## The records
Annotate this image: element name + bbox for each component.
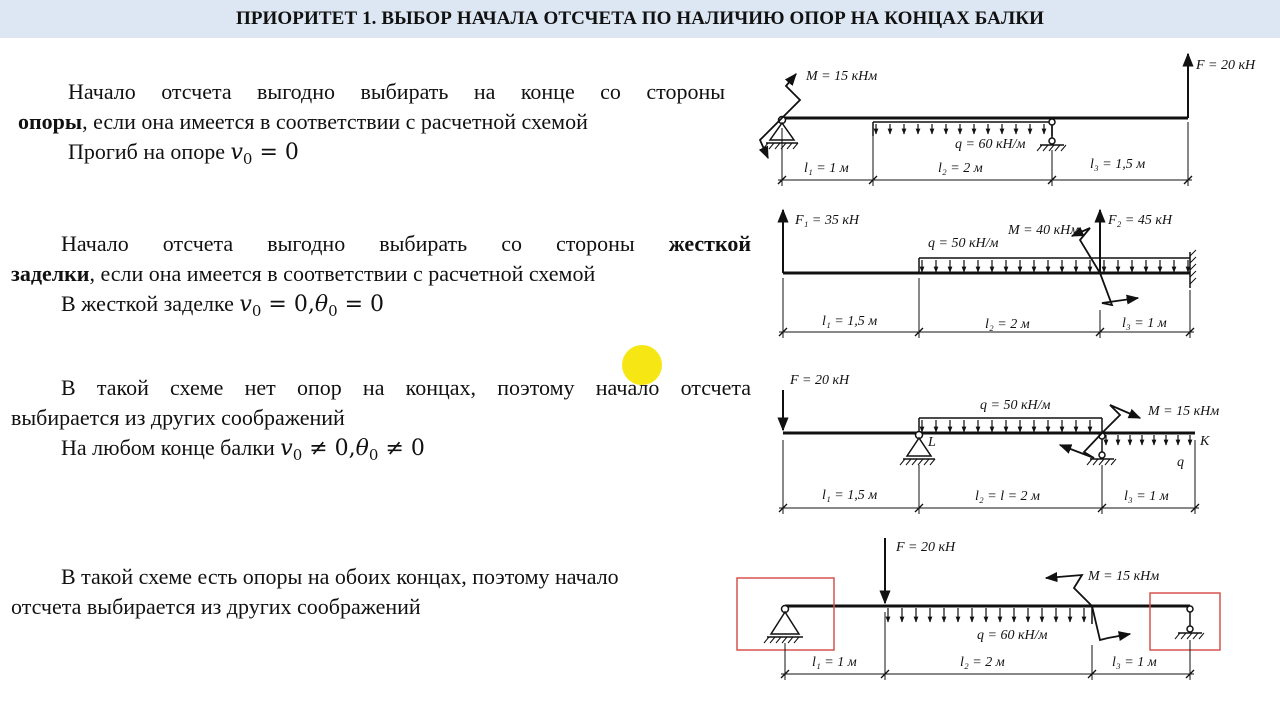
d3-moment-label: M = 15 кНм — [1147, 404, 1219, 419]
dimension-tick — [914, 503, 924, 513]
d2-fixed-support — [1189, 249, 1197, 288]
block1-line2: опоры, если она имеется в соответствии с… — [18, 107, 725, 137]
block1-line2-rest: , если она имеется в соответствии с расч… — [82, 109, 588, 134]
d4-moment — [1044, 572, 1132, 642]
dimension-tick — [778, 503, 788, 513]
dimension-tick — [778, 327, 788, 337]
d4-moment-label: M = 15 кНм — [1087, 569, 1159, 584]
d1-span1: l₁ = 1 м — [804, 161, 849, 176]
pointer-highlight — [622, 345, 662, 385]
d2-moment-label: M = 40 кНм — [1007, 223, 1079, 238]
dimension-tick — [1095, 327, 1105, 337]
d1-load-label: q = 60 кН/м — [955, 137, 1025, 152]
block3-line2: выбирается из других соображений — [11, 405, 345, 430]
d2-span1: l₁ = 1,5 м — [822, 314, 877, 329]
d3-point-K: K — [1199, 434, 1210, 449]
d2-load-label: q = 50 кН/м — [928, 236, 998, 251]
block2-cond-text: В жесткой заделке — [61, 291, 234, 316]
block3-formula: v0 ≠ 0,θ0 ≠ 0 — [280, 436, 425, 464]
block1-condition: Прогиб на опоре v0 = 0 — [18, 137, 725, 168]
dimension-tick — [1185, 669, 1195, 679]
slide-title: ПРИОРИТЕТ 1. ВЫБОР НАЧАЛА ОТСЧЕТА ПО НАЛ… — [235, 8, 1045, 29]
text-block-4: В такой схеме есть опоры на обоих концах… — [11, 562, 751, 622]
d2-moment — [1070, 226, 1140, 307]
text-block-1: Начало отсчета выгодно выбирать на конце… — [18, 77, 725, 168]
dimension-tick — [1183, 175, 1193, 185]
dimension-tick — [1185, 327, 1195, 337]
block1-formula: v0 = 0 — [230, 140, 299, 168]
title-bar: ПРИОРИТЕТ 1. ВЫБОР НАЧАЛА ОТСЧЕТА ПО НАЛ… — [0, 0, 1280, 38]
d4-load-label: q = 60 кН/м — [977, 628, 1047, 643]
d2-dimension — [779, 278, 1194, 338]
dimension-tick — [1047, 175, 1057, 185]
d1-dimension — [778, 122, 1192, 186]
dimension-tick — [780, 669, 790, 679]
diagram-4 — [736, 538, 1221, 680]
block2-condition: В жесткой заделке v0 = 0,θ0 = 0 — [11, 289, 751, 320]
dimension-tick — [914, 327, 924, 337]
diagram-2 — [777, 208, 1197, 338]
block1-bold-support: опоры — [18, 109, 83, 134]
dimension-tick — [777, 175, 787, 185]
d1-moment — [758, 73, 802, 160]
dimension-tick — [880, 669, 890, 679]
d3-point-L: L — [927, 435, 936, 450]
d3-load-label: q = 50 кН/м — [980, 398, 1050, 413]
dimension-tick — [1190, 503, 1200, 513]
d1-span3: l₃ = 1,5 м — [1090, 157, 1145, 172]
d3-roller-support — [1086, 432, 1117, 466]
text-block-2: Начало отсчета выгодно выбирать со сторо… — [11, 229, 751, 320]
d4-right-highlight — [1149, 592, 1221, 651]
d3-span2: l₂ = l = 2 м — [975, 489, 1040, 504]
d1-roller-support — [1036, 118, 1067, 152]
block2-bold-clamp: заделки — [11, 261, 90, 286]
d3-span3: l₃ = 1 м — [1124, 489, 1169, 504]
d3-pin-support — [899, 430, 936, 466]
d4-roller-support — [1174, 605, 1205, 640]
dimension-tick — [1087, 669, 1097, 679]
block4-line1: В такой схеме есть опоры на обоих концах… — [61, 564, 619, 589]
diagram-3 — [777, 390, 1199, 514]
text-block-3: В такой схеме нет опор на концах, поэтом… — [11, 373, 751, 464]
dimension-tick — [1097, 503, 1107, 513]
block3-condition: На любом конце балки v0 ≠ 0,θ0 ≠ 0 — [11, 433, 751, 464]
diagram-1 — [758, 52, 1194, 186]
d3-dimension — [779, 440, 1199, 514]
d2-force2-label: F₂ = 45 кН — [1107, 213, 1173, 228]
d4-force-label: F = 20 кН — [895, 540, 956, 555]
d2-force1-label: F₁ = 35 кН — [794, 213, 860, 228]
block1-line1: Начало отсчета выгодно выбирать на конце… — [68, 79, 725, 104]
d1-span2: l₂ = 2 м — [938, 161, 983, 176]
d4-pin-support — [763, 604, 803, 644]
d3-moment — [1058, 404, 1142, 459]
d2-dist-load — [918, 257, 1190, 273]
d3-force-label: F = 20 кН — [789, 373, 850, 388]
dimension-tick — [868, 175, 878, 185]
d3-span1: l₁ = 1,5 м — [822, 488, 877, 503]
block2-formula: v0 = 0,θ0 = 0 — [239, 292, 385, 320]
d2-span3: l₃ = 1 м — [1122, 316, 1167, 331]
d4-span1: l₁ = 1 м — [812, 655, 857, 670]
d1-dist-load — [872, 121, 1053, 136]
d4-span3: l₃ = 1 м — [1112, 655, 1157, 670]
d1-moment-label: M = 15 кНм — [805, 69, 877, 84]
d4-span2: l₂ = 2 м — [960, 655, 1005, 670]
d2-span2: l₂ = 2 м — [985, 317, 1030, 332]
block1-cond-text: Прогиб на опоре — [68, 139, 225, 164]
d3-q2-label: q — [1177, 455, 1184, 470]
d3-dist-load-1 — [918, 417, 1103, 433]
block2-line2: заделки, если она имеется в соответствии… — [11, 261, 596, 286]
block2-bold-rigid: жесткой — [668, 231, 752, 256]
d1-force-label: F = 20 кН — [1195, 58, 1256, 73]
block3-cond-text: На любом конце балки — [61, 435, 275, 460]
block2-line1: Начало отсчета выгодно выбирать со сторо… — [61, 231, 752, 256]
block4-line2: отсчета выбирается из других соображений — [11, 594, 421, 619]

## Objective
Turn the material above into a numbered list, skipping any blank lines and leaving out the picture.

## Solution below
1. Annotate this image: element name + bbox for each component.
2. d3-moment-label: M = 15 кНм — [1147, 404, 1219, 419]
3. dimension-tick — [914, 503, 924, 513]
4. d2-fixed-support — [1189, 249, 1197, 288]
5. block1-line2: опоры, если она имеется в соответствии с… — [18, 107, 725, 137]
6. block1-line2-rest: , если она имеется в соответствии с расч… — [82, 109, 588, 134]
7. d4-moment — [1044, 572, 1132, 642]
8. dimension-tick — [778, 503, 788, 513]
9. dimension-tick — [778, 327, 788, 337]
10. d4-moment-label: M = 15 кНм — [1087, 569, 1159, 584]
11. d1-span1: l₁ = 1 м — [804, 161, 849, 176]
12. pointer-highlight — [622, 345, 662, 385]
13. d2-moment-label: M = 40 кНм — [1007, 223, 1079, 238]
14. dimension-tick — [1095, 327, 1105, 337]
15. d1-load-label: q = 60 кН/м — [955, 137, 1025, 152]
16. block3-line2: выбирается из других соображений — [11, 405, 345, 430]
17. d2-span1: l₁ = 1,5 м — [822, 314, 877, 329]
18. d3-point-K: K — [1199, 434, 1210, 449]
19. d2-load-label: q = 50 кН/м — [928, 236, 998, 251]
20. block2-cond-text: В жесткой заделке — [61, 291, 234, 316]
21. block3-formula: v0 ≠ 0,θ0 ≠ 0 — [280, 436, 425, 464]
22. block1-condition: Прогиб на опоре v0 = 0 — [18, 137, 725, 168]
23. dimension-tick — [1185, 669, 1195, 679]
24. slide-title: ПРИОРИТЕТ 1. ВЫБОР НАЧАЛА ОТСЧЕТА ПО НАЛ… — [235, 8, 1045, 29]
25. text-block-4: В такой схеме есть опоры на обоих концах… — [11, 562, 751, 622]
26. d2-moment — [1070, 226, 1140, 307]
27. text-block-1: Начало отсчета выгодно выбирать на конце… — [18, 77, 725, 168]
28. dimension-tick — [1183, 175, 1193, 185]
29. dimension-tick — [1185, 327, 1195, 337]
30. block1-formula: v0 = 0 — [230, 140, 299, 168]
31. title-bar: ПРИОРИТЕТ 1. ВЫБОР НАЧАЛА ОТСЧЕТА ПО НАЛ… — [0, 0, 1280, 38]
32. d4-load-label: q = 60 кН/м — [977, 628, 1047, 643]
33. d2-dimension — [779, 278, 1194, 338]
34. dimension-tick — [1047, 175, 1057, 185]
35. d1-dimension — [778, 122, 1192, 186]
36. dimension-tick — [780, 669, 790, 679]
37. diagram-4 — [736, 538, 1221, 680]
38. block2-condition: В жесткой заделке v0 = 0,θ0 = 0 — [11, 289, 751, 320]
39. dimension-tick — [914, 327, 924, 337]
40. diagram-2 — [777, 208, 1197, 338]
41. block1-bold-support: опоры — [18, 109, 83, 134]
42. dimension-tick — [777, 175, 787, 185]
43. d1-moment — [758, 73, 802, 160]
44. dimension-tick — [880, 669, 890, 679]
45. d3-point-L: L — [927, 435, 936, 450]
46. d3-load-label: q = 50 кН/м — [980, 398, 1050, 413]
47. dimension-tick — [1190, 503, 1200, 513]
48. d1-span3: l₃ = 1,5 м — [1090, 157, 1145, 172]
49. d3-roller-support — [1086, 432, 1117, 466]
50. text-block-2: Начало отсчета выгодно выбирать со сторо… — [11, 229, 751, 320]
51. d4-right-highlight — [1149, 592, 1221, 651]
52. d3-span2: l₂ = l = 2 м — [975, 489, 1040, 504]
53. d1-roller-support — [1036, 118, 1067, 152]
54. block2-bold-clamp: заделки — [11, 261, 90, 286]
55. d3-span3: l₃ = 1 м — [1124, 489, 1169, 504]
56. d3-pin-support — [899, 430, 936, 466]
57. d4-roller-support — [1174, 605, 1205, 640]
58. dimension-tick — [1087, 669, 1097, 679]
59. block4-line1: В такой схеме есть опоры на обоих концах… — [61, 564, 619, 589]
60. diagram-3 — [777, 390, 1199, 514]
61. text-block-3: В такой схеме нет опор на концах, поэтом… — [11, 373, 751, 464]
62. dimension-tick — [1097, 503, 1107, 513]
63. block3-condition: На любом конце балки v0 ≠ 0,θ0 ≠ 0 — [11, 433, 751, 464]
64. diagram-1 — [758, 52, 1194, 186]
65. d3-dimension — [779, 440, 1199, 514]
66. d2-force2-label: F₂ = 45 кН — [1107, 213, 1173, 228]
67. d4-force-label: F = 20 кН — [895, 540, 956, 555]
68. d2-force1-label: F₁ = 35 кН — [794, 213, 860, 228]
69. block1-line1: Начало отсчета выгодно выбирать на конце… — [68, 79, 725, 104]
70. d1-span2: l₂ = 2 м — [938, 161, 983, 176]
71. d4-pin-support — [763, 604, 803, 644]
72. d3-moment — [1058, 404, 1142, 459]
73. d2-dist-load — [918, 257, 1190, 273]
74. d3-force-label: F = 20 кН — [789, 373, 850, 388]
75. dimension-tick — [868, 175, 878, 185]
76. d3-span1: l₁ = 1,5 м — [822, 488, 877, 503]
77. block2-formula: v0 = 0,θ0 = 0 — [239, 292, 385, 320]
78. d2-span3: l₃ = 1 м — [1122, 316, 1167, 331]
79. d4-span1: l₁ = 1 м — [812, 655, 857, 670]
80. d1-dist-load — [872, 121, 1053, 136]
81. d4-span3: l₃ = 1 м — [1112, 655, 1157, 670]
82. d1-moment-label: M = 15 кНм — [805, 69, 877, 84]
83. d4-span2: l₂ = 2 м — [960, 655, 1005, 670]
84. d2-span2: l₂ = 2 м — [985, 317, 1030, 332]
85. block1-cond-text: Прогиб на опоре — [68, 139, 225, 164]
86. d3-q2-label: q — [1177, 455, 1184, 470]
87. d3-dist-load-1 — [918, 417, 1103, 433]
88. block2-line2: заделки, если она имеется в соответствии… — [11, 261, 596, 286]
89. block2-bold-rigid: жесткой — [668, 231, 752, 256]
90. d1-force-label: F = 20 кН — [1195, 58, 1256, 73]
91. block3-cond-text: На любом конце балки — [61, 435, 275, 460]
92. block2-line1: Начало отсчета выгодно выбирать со сторо… — [61, 231, 752, 256]
93. block4-line2: отсчета выбирается из других соображений — [11, 594, 421, 619]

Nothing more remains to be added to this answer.